> **THE REQUEST**
State the number of lines that hold the string "corresponding", with nothing added.

——————

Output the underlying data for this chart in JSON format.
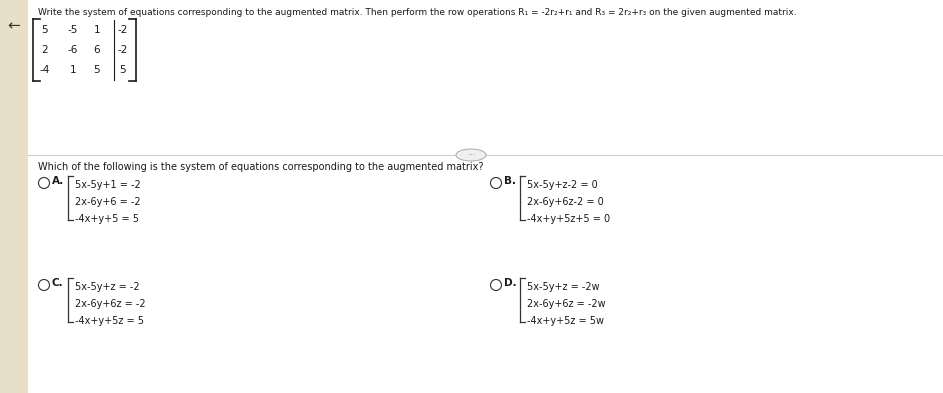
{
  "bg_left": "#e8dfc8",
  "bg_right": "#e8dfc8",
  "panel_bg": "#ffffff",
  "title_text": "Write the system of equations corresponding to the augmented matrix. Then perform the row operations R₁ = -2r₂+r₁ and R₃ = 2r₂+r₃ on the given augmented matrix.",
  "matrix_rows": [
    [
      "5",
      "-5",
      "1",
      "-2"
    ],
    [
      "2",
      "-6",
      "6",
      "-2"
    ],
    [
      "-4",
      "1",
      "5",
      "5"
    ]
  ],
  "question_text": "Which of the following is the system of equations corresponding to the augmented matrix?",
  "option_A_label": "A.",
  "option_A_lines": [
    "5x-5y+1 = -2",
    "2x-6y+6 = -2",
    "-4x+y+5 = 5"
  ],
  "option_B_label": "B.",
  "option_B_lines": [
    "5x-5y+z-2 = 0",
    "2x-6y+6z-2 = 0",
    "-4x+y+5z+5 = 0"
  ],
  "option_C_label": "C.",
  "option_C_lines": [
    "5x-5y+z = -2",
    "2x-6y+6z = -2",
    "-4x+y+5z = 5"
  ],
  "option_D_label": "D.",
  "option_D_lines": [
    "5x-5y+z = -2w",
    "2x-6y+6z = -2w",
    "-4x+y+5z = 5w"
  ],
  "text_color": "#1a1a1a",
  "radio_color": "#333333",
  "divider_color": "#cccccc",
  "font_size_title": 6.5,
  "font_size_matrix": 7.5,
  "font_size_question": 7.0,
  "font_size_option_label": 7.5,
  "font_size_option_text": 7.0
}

——————

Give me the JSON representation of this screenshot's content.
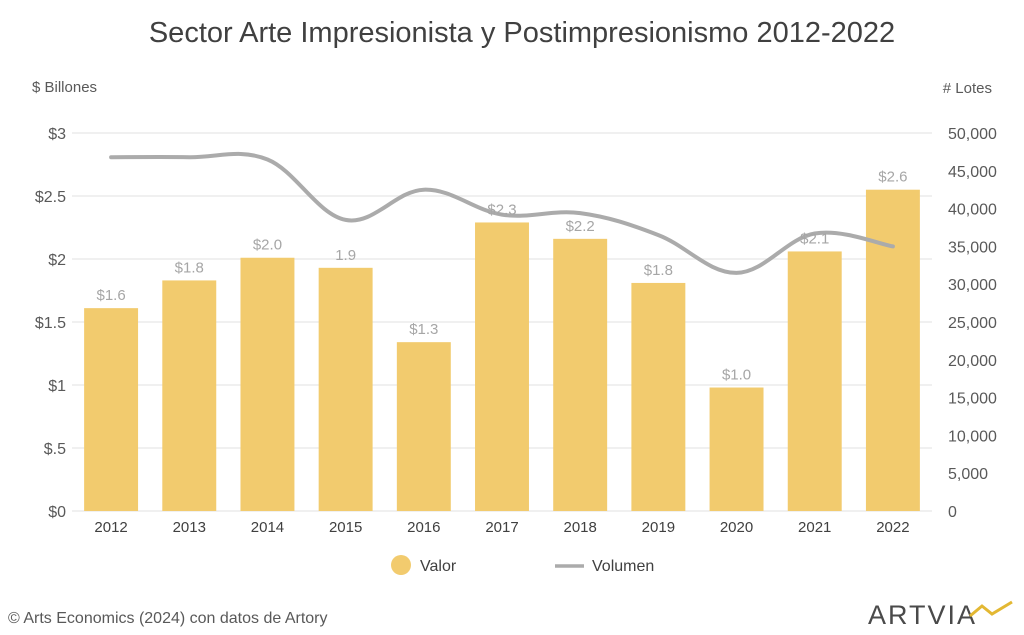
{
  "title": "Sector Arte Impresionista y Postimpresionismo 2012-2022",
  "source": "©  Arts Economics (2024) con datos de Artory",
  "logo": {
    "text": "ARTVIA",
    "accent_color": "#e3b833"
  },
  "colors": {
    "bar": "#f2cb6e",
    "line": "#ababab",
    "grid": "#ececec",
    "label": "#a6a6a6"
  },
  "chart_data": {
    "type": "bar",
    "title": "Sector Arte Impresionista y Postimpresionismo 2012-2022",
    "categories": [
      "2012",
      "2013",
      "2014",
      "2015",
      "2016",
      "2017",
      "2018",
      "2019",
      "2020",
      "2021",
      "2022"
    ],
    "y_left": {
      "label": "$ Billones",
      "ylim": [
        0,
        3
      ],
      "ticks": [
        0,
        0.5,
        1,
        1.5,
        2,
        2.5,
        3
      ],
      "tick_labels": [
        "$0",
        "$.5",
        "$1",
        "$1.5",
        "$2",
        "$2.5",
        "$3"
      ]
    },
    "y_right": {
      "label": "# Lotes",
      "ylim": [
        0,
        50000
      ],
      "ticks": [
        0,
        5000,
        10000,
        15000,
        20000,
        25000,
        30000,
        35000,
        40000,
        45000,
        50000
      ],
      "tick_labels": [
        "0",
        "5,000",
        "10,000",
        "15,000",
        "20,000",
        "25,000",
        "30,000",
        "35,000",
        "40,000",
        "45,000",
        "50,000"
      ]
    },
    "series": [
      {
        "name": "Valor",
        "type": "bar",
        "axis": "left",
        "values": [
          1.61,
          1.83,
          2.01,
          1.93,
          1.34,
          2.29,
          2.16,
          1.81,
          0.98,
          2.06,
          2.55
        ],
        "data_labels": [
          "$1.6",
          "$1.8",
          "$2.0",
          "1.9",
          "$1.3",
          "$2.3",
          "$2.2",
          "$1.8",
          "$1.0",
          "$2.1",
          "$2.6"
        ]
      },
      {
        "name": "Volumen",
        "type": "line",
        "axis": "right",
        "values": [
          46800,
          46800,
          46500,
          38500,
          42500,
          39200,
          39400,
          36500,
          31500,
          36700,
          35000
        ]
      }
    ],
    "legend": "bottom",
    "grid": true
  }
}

——————

> **RESPONSE**
2